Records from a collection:
※ ※ ※

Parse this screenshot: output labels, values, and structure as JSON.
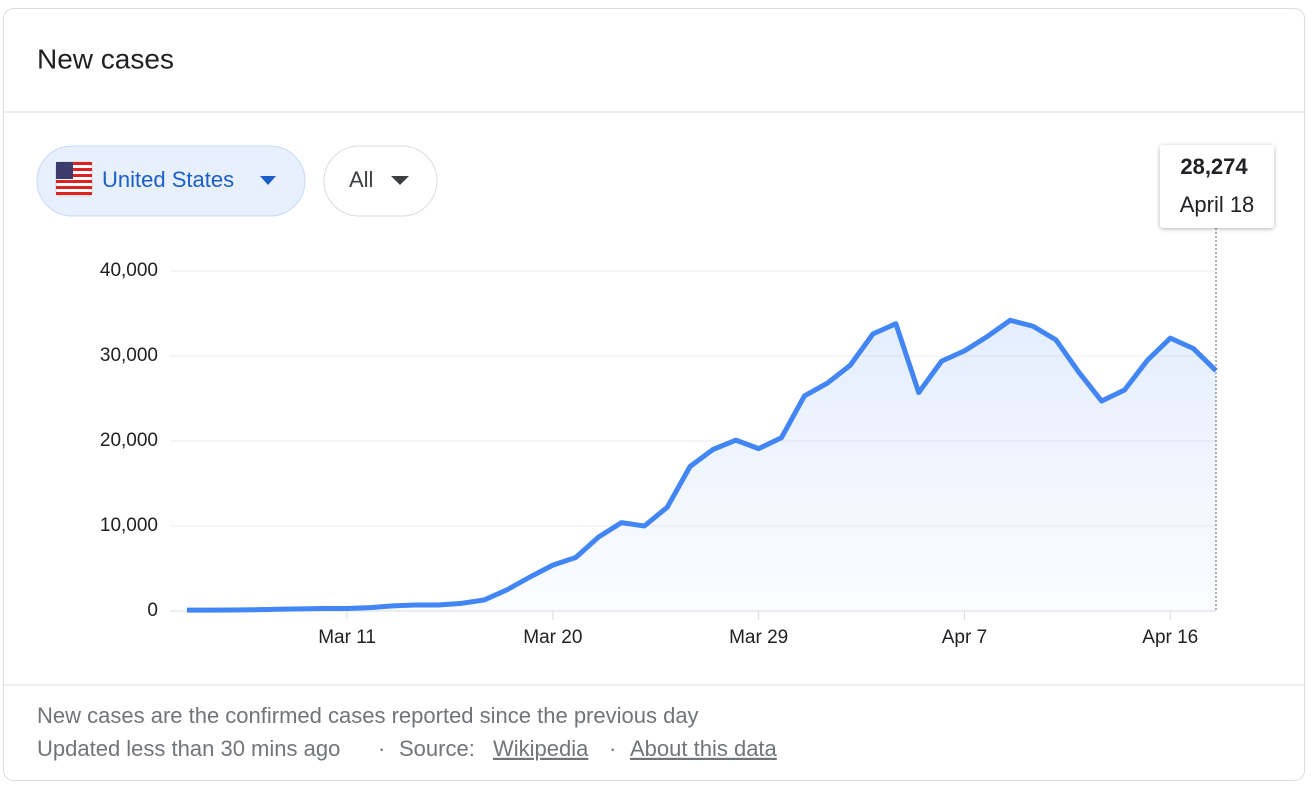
{
  "header": {
    "title": "New cases"
  },
  "filters": {
    "region": "United States",
    "scope": "All"
  },
  "tooltip": {
    "value_label": "28,274",
    "date": "April 18"
  },
  "chart_data": {
    "type": "area",
    "categories": [
      null,
      null,
      null,
      null,
      null,
      null,
      null,
      "Mar 11",
      null,
      null,
      null,
      null,
      null,
      null,
      null,
      null,
      "Mar 20",
      null,
      null,
      null,
      null,
      null,
      null,
      null,
      null,
      "Mar 29",
      null,
      null,
      null,
      null,
      null,
      null,
      null,
      null,
      "Apr 7",
      null,
      null,
      null,
      null,
      null,
      null,
      null,
      null,
      "Apr 16",
      null,
      null
    ],
    "series": [
      {
        "name": "New cases",
        "color": "#4285f4",
        "values": [
          100,
          100,
          120,
          150,
          200,
          250,
          300,
          300,
          400,
          600,
          700,
          700,
          900,
          1300,
          2500,
          4000,
          5400,
          6300,
          8700,
          10400,
          10000,
          12200,
          17000,
          19000,
          20100,
          19100,
          20400,
          25300,
          26800,
          28900,
          32600,
          33800,
          25700,
          29400,
          30600,
          32300,
          34200,
          33500,
          31900,
          28100,
          24700,
          26000,
          29500,
          32100,
          30900,
          28274
        ]
      }
    ],
    "ylim": [
      0,
      40000
    ],
    "yticks": [
      0,
      {
        "value": 10000,
        "label": "10,000"
      },
      {
        "value": 20000,
        "label": "20,000"
      },
      {
        "value": 30000,
        "label": "30,000"
      },
      {
        "value": 40000,
        "label": "40,000"
      }
    ],
    "grid": true
  },
  "footer": {
    "note": "New cases are the confirmed cases reported since the previous day",
    "updated": "Updated less than 30 mins ago",
    "separator": "·",
    "source_label": "Source:",
    "source_link": "Wikipedia",
    "about_link": "About this data"
  }
}
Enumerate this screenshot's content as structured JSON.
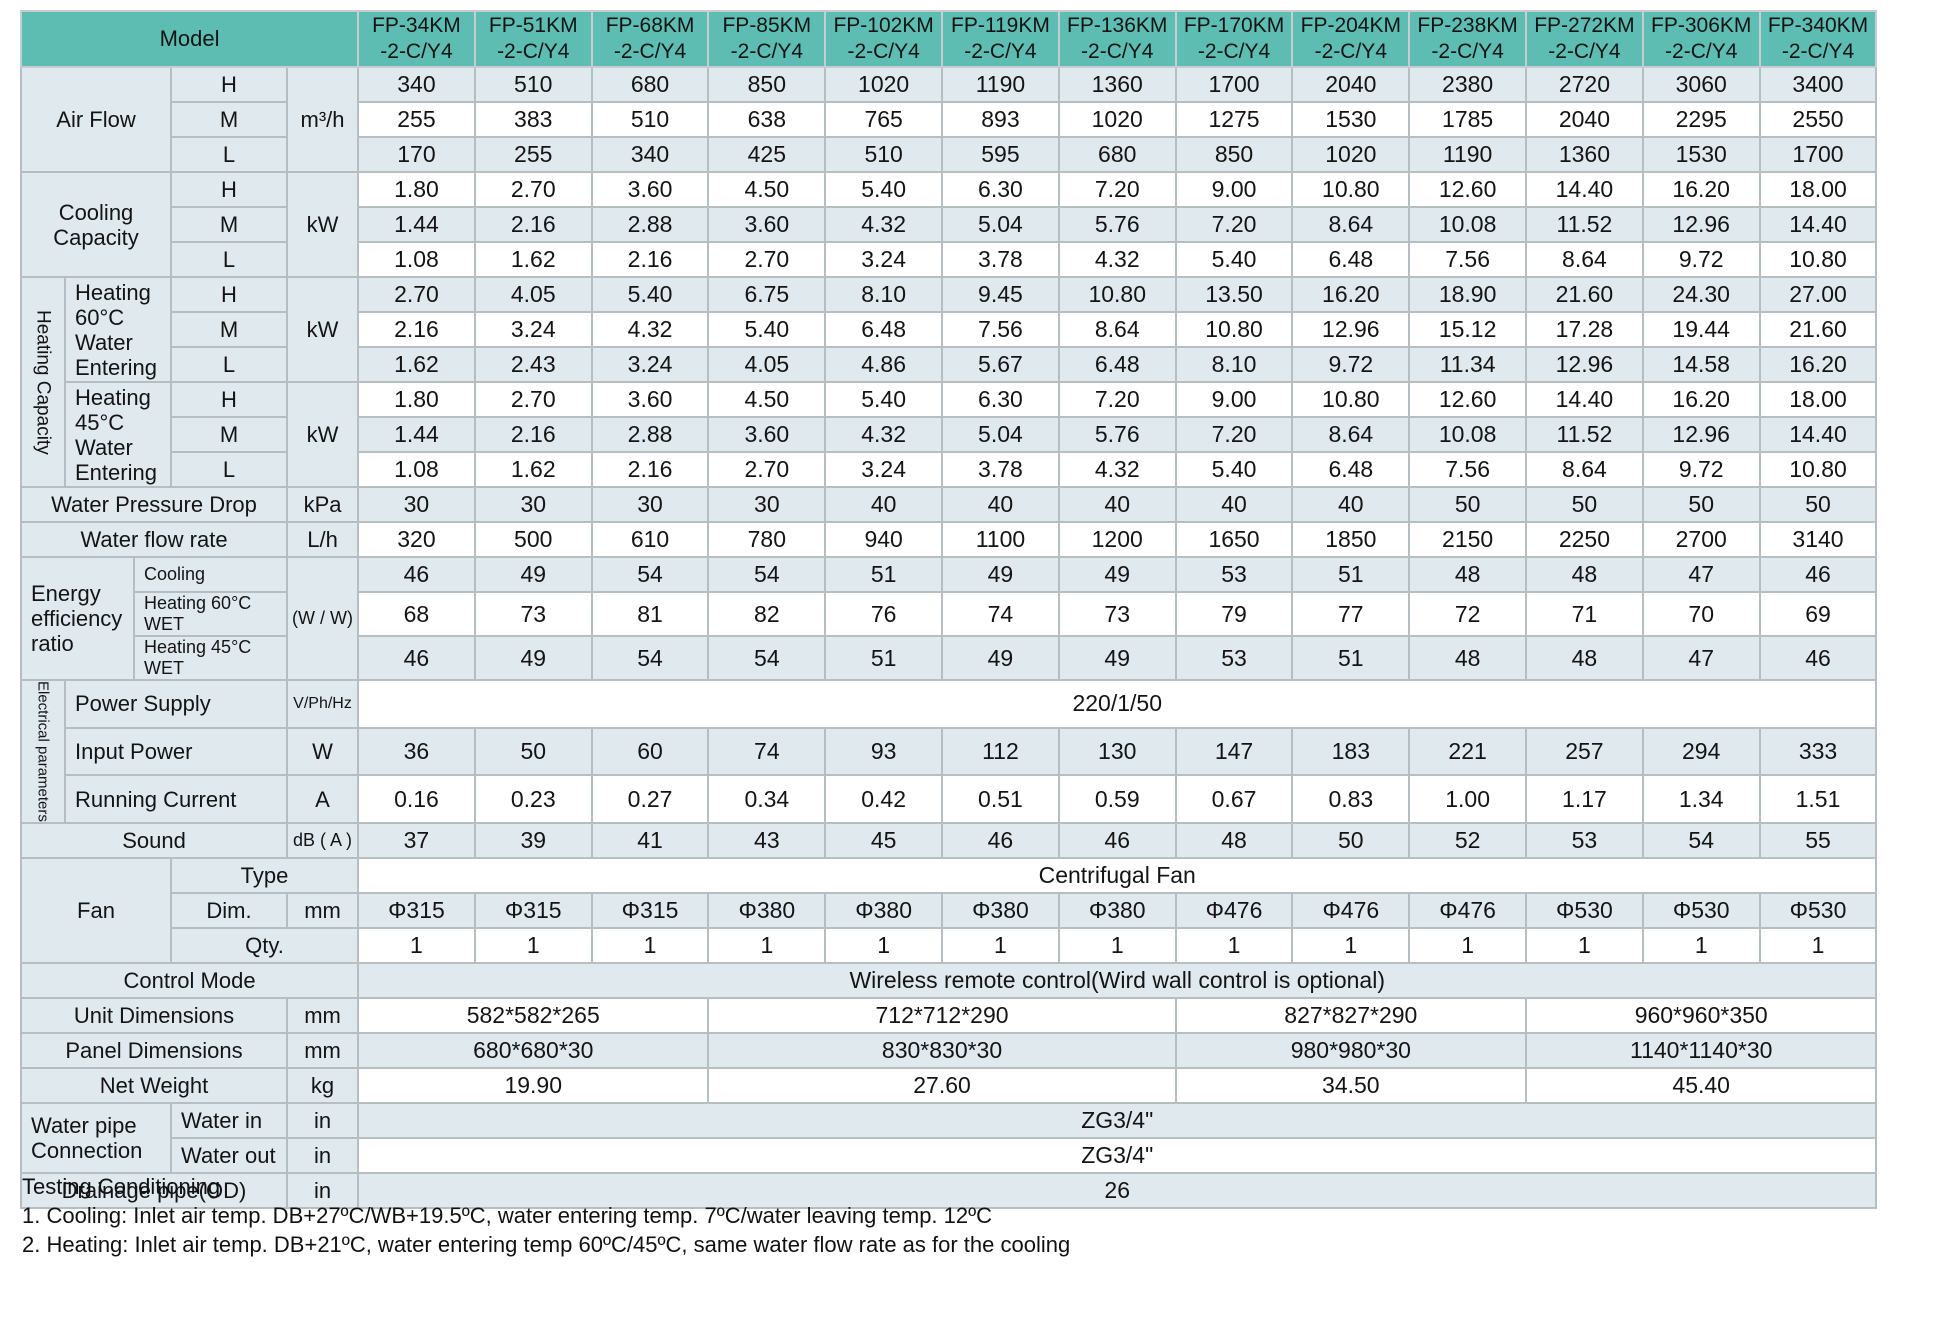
{
  "table": {
    "header": {
      "model_label": "Model",
      "models": [
        {
          "l1": "FP-34KM",
          "l2": "-2-C/Y4"
        },
        {
          "l1": "FP-51KM",
          "l2": "-2-C/Y4"
        },
        {
          "l1": "FP-68KM",
          "l2": "-2-C/Y4"
        },
        {
          "l1": "FP-85KM",
          "l2": "-2-C/Y4"
        },
        {
          "l1": "FP-102KM",
          "l2": "-2-C/Y4"
        },
        {
          "l1": "FP-119KM",
          "l2": "-2-C/Y4"
        },
        {
          "l1": "FP-136KM",
          "l2": "-2-C/Y4"
        },
        {
          "l1": "FP-170KM",
          "l2": "-2-C/Y4"
        },
        {
          "l1": "FP-204KM",
          "l2": "-2-C/Y4"
        },
        {
          "l1": "FP-238KM",
          "l2": "-2-C/Y4"
        },
        {
          "l1": "FP-272KM",
          "l2": "-2-C/Y4"
        },
        {
          "l1": "FP-306KM",
          "l2": "-2-C/Y4"
        },
        {
          "l1": "FP-340KM",
          "l2": "-2-C/Y4"
        }
      ]
    },
    "rows": [
      {
        "name": "airflow-h",
        "cells": [
          {
            "t": "Air Flow",
            "cs": 3,
            "rs": 3,
            "n": "airflow-label"
          },
          {
            "t": "H",
            "n": "speed-h-label"
          },
          {
            "t": "m³/h",
            "rs": 3,
            "n": "unit-label"
          }
        ],
        "values": [
          "340",
          "510",
          "680",
          "850",
          "1020",
          "1190",
          "1360",
          "1700",
          "2040",
          "2380",
          "2720",
          "3060",
          "3400"
        ]
      },
      {
        "name": "airflow-m",
        "cells": [
          {
            "t": "M",
            "n": "speed-m-label"
          }
        ],
        "values": [
          "255",
          "383",
          "510",
          "638",
          "765",
          "893",
          "1020",
          "1275",
          "1530",
          "1785",
          "2040",
          "2295",
          "2550"
        ]
      },
      {
        "name": "airflow-l",
        "cells": [
          {
            "t": "L",
            "n": "speed-l-label"
          }
        ],
        "values": [
          "170",
          "255",
          "340",
          "425",
          "510",
          "595",
          "680",
          "850",
          "1020",
          "1190",
          "1360",
          "1530",
          "1700"
        ]
      },
      {
        "name": "cooling-h",
        "cells": [
          {
            "t": "Cooling Capacity",
            "cs": 3,
            "rs": 3,
            "n": "cooling-capacity-label"
          },
          {
            "t": "H",
            "n": "speed-h-label"
          },
          {
            "t": "kW",
            "rs": 3,
            "n": "unit-label"
          }
        ],
        "values": [
          "1.80",
          "2.70",
          "3.60",
          "4.50",
          "5.40",
          "6.30",
          "7.20",
          "9.00",
          "10.80",
          "12.60",
          "14.40",
          "16.20",
          "18.00"
        ]
      },
      {
        "name": "cooling-m",
        "cells": [
          {
            "t": "M",
            "n": "speed-m-label"
          }
        ],
        "values": [
          "1.44",
          "2.16",
          "2.88",
          "3.60",
          "4.32",
          "5.04",
          "5.76",
          "7.20",
          "8.64",
          "10.08",
          "11.52",
          "12.96",
          "14.40"
        ]
      },
      {
        "name": "cooling-l",
        "cells": [
          {
            "t": "L",
            "n": "speed-l-label"
          }
        ],
        "values": [
          "1.08",
          "1.62",
          "2.16",
          "2.70",
          "3.24",
          "3.78",
          "4.32",
          "5.40",
          "6.48",
          "7.56",
          "8.64",
          "9.72",
          "10.80"
        ]
      },
      {
        "name": "heating60-h",
        "cells": [
          {
            "t": "Heating Capacity",
            "rs": 6,
            "cls": "vert",
            "n": "heating-capacity-label"
          },
          {
            "t": "Heating 60°C Water Entering",
            "cs": 2,
            "rs": 3,
            "cls": "left",
            "n": "heating-60-label"
          },
          {
            "t": "H",
            "n": "speed-h-label"
          },
          {
            "t": "kW",
            "rs": 3,
            "n": "unit-label"
          }
        ],
        "values": [
          "2.70",
          "4.05",
          "5.40",
          "6.75",
          "8.10",
          "9.45",
          "10.80",
          "13.50",
          "16.20",
          "18.90",
          "21.60",
          "24.30",
          "27.00"
        ]
      },
      {
        "name": "heating60-m",
        "cells": [
          {
            "t": "M",
            "n": "speed-m-label"
          }
        ],
        "values": [
          "2.16",
          "3.24",
          "4.32",
          "5.40",
          "6.48",
          "7.56",
          "8.64",
          "10.80",
          "12.96",
          "15.12",
          "17.28",
          "19.44",
          "21.60"
        ]
      },
      {
        "name": "heating60-l",
        "cells": [
          {
            "t": "L",
            "n": "speed-l-label"
          }
        ],
        "values": [
          "1.62",
          "2.43",
          "3.24",
          "4.05",
          "4.86",
          "5.67",
          "6.48",
          "8.10",
          "9.72",
          "11.34",
          "12.96",
          "14.58",
          "16.20"
        ]
      },
      {
        "name": "heating45-h",
        "cells": [
          {
            "t": "Heating 45°C Water Entering",
            "cs": 2,
            "rs": 3,
            "cls": "left",
            "n": "heating-45-label"
          },
          {
            "t": "H",
            "n": "speed-h-label"
          },
          {
            "t": "kW",
            "rs": 3,
            "n": "unit-label"
          }
        ],
        "values": [
          "1.80",
          "2.70",
          "3.60",
          "4.50",
          "5.40",
          "6.30",
          "7.20",
          "9.00",
          "10.80",
          "12.60",
          "14.40",
          "16.20",
          "18.00"
        ]
      },
      {
        "name": "heating45-m",
        "cells": [
          {
            "t": "M",
            "n": "speed-m-label"
          }
        ],
        "values": [
          "1.44",
          "2.16",
          "2.88",
          "3.60",
          "4.32",
          "5.04",
          "5.76",
          "7.20",
          "8.64",
          "10.08",
          "11.52",
          "12.96",
          "14.40"
        ]
      },
      {
        "name": "heating45-l",
        "cells": [
          {
            "t": "L",
            "n": "speed-l-label"
          }
        ],
        "values": [
          "1.08",
          "1.62",
          "2.16",
          "2.70",
          "3.24",
          "3.78",
          "4.32",
          "5.40",
          "6.48",
          "7.56",
          "8.64",
          "9.72",
          "10.80"
        ]
      },
      {
        "name": "water-pressure-drop",
        "cells": [
          {
            "t": "Water Pressure Drop",
            "cs": 4,
            "n": "water-pressure-drop-label"
          },
          {
            "t": "kPa",
            "n": "unit-label"
          }
        ],
        "values": [
          "30",
          "30",
          "30",
          "30",
          "40",
          "40",
          "40",
          "40",
          "40",
          "50",
          "50",
          "50",
          "50"
        ]
      },
      {
        "name": "water-flow-rate",
        "cells": [
          {
            "t": "Water flow rate",
            "cs": 4,
            "n": "water-flow-rate-label"
          },
          {
            "t": "L/h",
            "n": "unit-label"
          }
        ],
        "values": [
          "320",
          "500",
          "610",
          "780",
          "940",
          "1100",
          "1200",
          "1650",
          "1850",
          "2150",
          "2250",
          "2700",
          "3140"
        ]
      },
      {
        "name": "eer-cooling",
        "cells": [
          {
            "t": "Energy efficiency ratio",
            "cs": 2,
            "rs": 3,
            "cls": "left",
            "n": "eer-label"
          },
          {
            "t": "Cooling",
            "cs": 2,
            "cls": "left s",
            "n": "eer-cooling-label"
          },
          {
            "t": "(W / W)",
            "rs": 3,
            "cls": "s",
            "n": "unit-label"
          }
        ],
        "values": [
          "46",
          "49",
          "54",
          "54",
          "51",
          "49",
          "49",
          "53",
          "51",
          "48",
          "48",
          "47",
          "46"
        ]
      },
      {
        "name": "eer-heating60",
        "cells": [
          {
            "t": "Heating 60°C WET",
            "cs": 2,
            "cls": "left s",
            "n": "eer-heating60-label"
          }
        ],
        "values": [
          "68",
          "73",
          "81",
          "82",
          "76",
          "74",
          "73",
          "79",
          "77",
          "72",
          "71",
          "70",
          "69"
        ]
      },
      {
        "name": "eer-heating45",
        "cells": [
          {
            "t": "Heating 45°C WET",
            "cs": 2,
            "cls": "left s",
            "n": "eer-heating45-label"
          }
        ],
        "values": [
          "46",
          "49",
          "54",
          "54",
          "51",
          "49",
          "49",
          "53",
          "51",
          "48",
          "48",
          "47",
          "46"
        ]
      },
      {
        "name": "power-supply",
        "cells": [
          {
            "t": "Electrical parameters",
            "rs": 3,
            "cls": "vert s",
            "n": "electrical-parameters-label"
          },
          {
            "t": "Power Supply",
            "cs": 3,
            "cls": "left",
            "n": "power-supply-label"
          },
          {
            "t": "V/Ph/Hz",
            "cls": "xs",
            "n": "unit-label"
          }
        ],
        "merge": "220/1/50"
      },
      {
        "name": "input-power",
        "cells": [
          {
            "t": "Input Power",
            "cs": 3,
            "cls": "left",
            "n": "input-power-label"
          },
          {
            "t": "W",
            "n": "unit-label"
          }
        ],
        "values": [
          "36",
          "50",
          "60",
          "74",
          "93",
          "112",
          "130",
          "147",
          "183",
          "221",
          "257",
          "294",
          "333"
        ]
      },
      {
        "name": "running-current",
        "cells": [
          {
            "t": "Running Current",
            "cs": 3,
            "cls": "left",
            "n": "running-current-label"
          },
          {
            "t": "A",
            "n": "unit-label"
          }
        ],
        "values": [
          "0.16",
          "0.23",
          "0.27",
          "0.34",
          "0.42",
          "0.51",
          "0.59",
          "0.67",
          "0.83",
          "1.00",
          "1.17",
          "1.34",
          "1.51"
        ]
      },
      {
        "name": "sound",
        "cells": [
          {
            "t": "Sound",
            "cs": 4,
            "n": "sound-label"
          },
          {
            "t": "dB ( A )",
            "cls": "s",
            "n": "unit-label"
          }
        ],
        "values": [
          "37",
          "39",
          "41",
          "43",
          "45",
          "46",
          "46",
          "48",
          "50",
          "52",
          "53",
          "54",
          "55"
        ]
      },
      {
        "name": "fan-type",
        "cells": [
          {
            "t": "Fan",
            "cs": 3,
            "rs": 3,
            "n": "fan-label"
          },
          {
            "t": "Type",
            "cs": 2,
            "n": "fan-type-label"
          }
        ],
        "merge": "Centrifugal Fan"
      },
      {
        "name": "fan-dim",
        "cells": [
          {
            "t": "Dim.",
            "n": "fan-dim-label"
          },
          {
            "t": "mm",
            "n": "unit-label"
          }
        ],
        "values": [
          "Φ315",
          "Φ315",
          "Φ315",
          "Φ380",
          "Φ380",
          "Φ380",
          "Φ380",
          "Φ476",
          "Φ476",
          "Φ476",
          "Φ530",
          "Φ530",
          "Φ530"
        ]
      },
      {
        "name": "fan-qty",
        "cells": [
          {
            "t": "Qty.",
            "cs": 2,
            "n": "fan-qty-label"
          }
        ],
        "values": [
          "1",
          "1",
          "1",
          "1",
          "1",
          "1",
          "1",
          "1",
          "1",
          "1",
          "1",
          "1",
          "1"
        ]
      },
      {
        "name": "control-mode",
        "cells": [
          {
            "t": "Control Mode",
            "cs": 5,
            "n": "control-mode-label"
          }
        ],
        "merge": "Wireless remote control(Wird wall control is optional)"
      },
      {
        "name": "unit-dimensions",
        "cells": [
          {
            "t": "Unit Dimensions",
            "cs": 4,
            "n": "unit-dimensions-label"
          },
          {
            "t": "mm",
            "n": "unit-label"
          }
        ],
        "groups": [
          {
            "t": "582*582*265",
            "cs": 3
          },
          {
            "t": "712*712*290",
            "cs": 4
          },
          {
            "t": "827*827*290",
            "cs": 3
          },
          {
            "t": "960*960*350",
            "cs": 3
          }
        ]
      },
      {
        "name": "panel-dimensions",
        "cells": [
          {
            "t": "Panel Dimensions",
            "cs": 4,
            "n": "panel-dimensions-label"
          },
          {
            "t": "mm",
            "n": "unit-label"
          }
        ],
        "groups": [
          {
            "t": "680*680*30",
            "cs": 3
          },
          {
            "t": "830*830*30",
            "cs": 4
          },
          {
            "t": "980*980*30",
            "cs": 3
          },
          {
            "t": "1140*1140*30",
            "cs": 3
          }
        ]
      },
      {
        "name": "net-weight",
        "cells": [
          {
            "t": "Net Weight",
            "cs": 4,
            "n": "net-weight-label"
          },
          {
            "t": "kg",
            "n": "unit-label"
          }
        ],
        "groups": [
          {
            "t": "19.90",
            "cs": 3
          },
          {
            "t": "27.60",
            "cs": 4
          },
          {
            "t": "34.50",
            "cs": 3
          },
          {
            "t": "45.40",
            "cs": 3
          }
        ]
      },
      {
        "name": "water-in",
        "cells": [
          {
            "t": "Water pipe Connection",
            "cs": 3,
            "rs": 2,
            "cls": "left",
            "n": "water-pipe-connection-label"
          },
          {
            "t": "Water in",
            "cls": "left",
            "n": "water-in-label"
          },
          {
            "t": "in",
            "n": "unit-label"
          }
        ],
        "merge": "ZG3/4\""
      },
      {
        "name": "water-out",
        "cells": [
          {
            "t": "Water out",
            "cls": "left",
            "n": "water-out-label"
          },
          {
            "t": "in",
            "n": "unit-label"
          }
        ],
        "merge": "ZG3/4\""
      },
      {
        "name": "drainage-pipe",
        "cells": [
          {
            "t": "Drainage pipe(OD)",
            "cs": 4,
            "n": "drainage-pipe-label"
          },
          {
            "t": "in",
            "n": "unit-label"
          }
        ],
        "merge": "26"
      }
    ]
  },
  "notes": {
    "title": "Testing Conditioning",
    "items": [
      "1. Cooling: Inlet air temp. DB+27ºC/WB+19.5ºC, water entering temp. 7ºC/water leaving temp. 12ºC",
      "2. Heating: Inlet air temp. DB+21ºC, water entering temp 60ºC/45ºC, same water flow rate as for the cooling"
    ]
  },
  "colors": {
    "header_teal": "#5ebdb2",
    "band_row": "#e0e9ee",
    "plain_row": "#ffffff",
    "grid_line": "#b7bec2",
    "text": "#141414"
  }
}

※ ※ ※

__EXERCISE__. What is the number of lines in the records that contain the string "pipe"? Give only that number.

__ANSWER TO THIS PROBLEM__. 5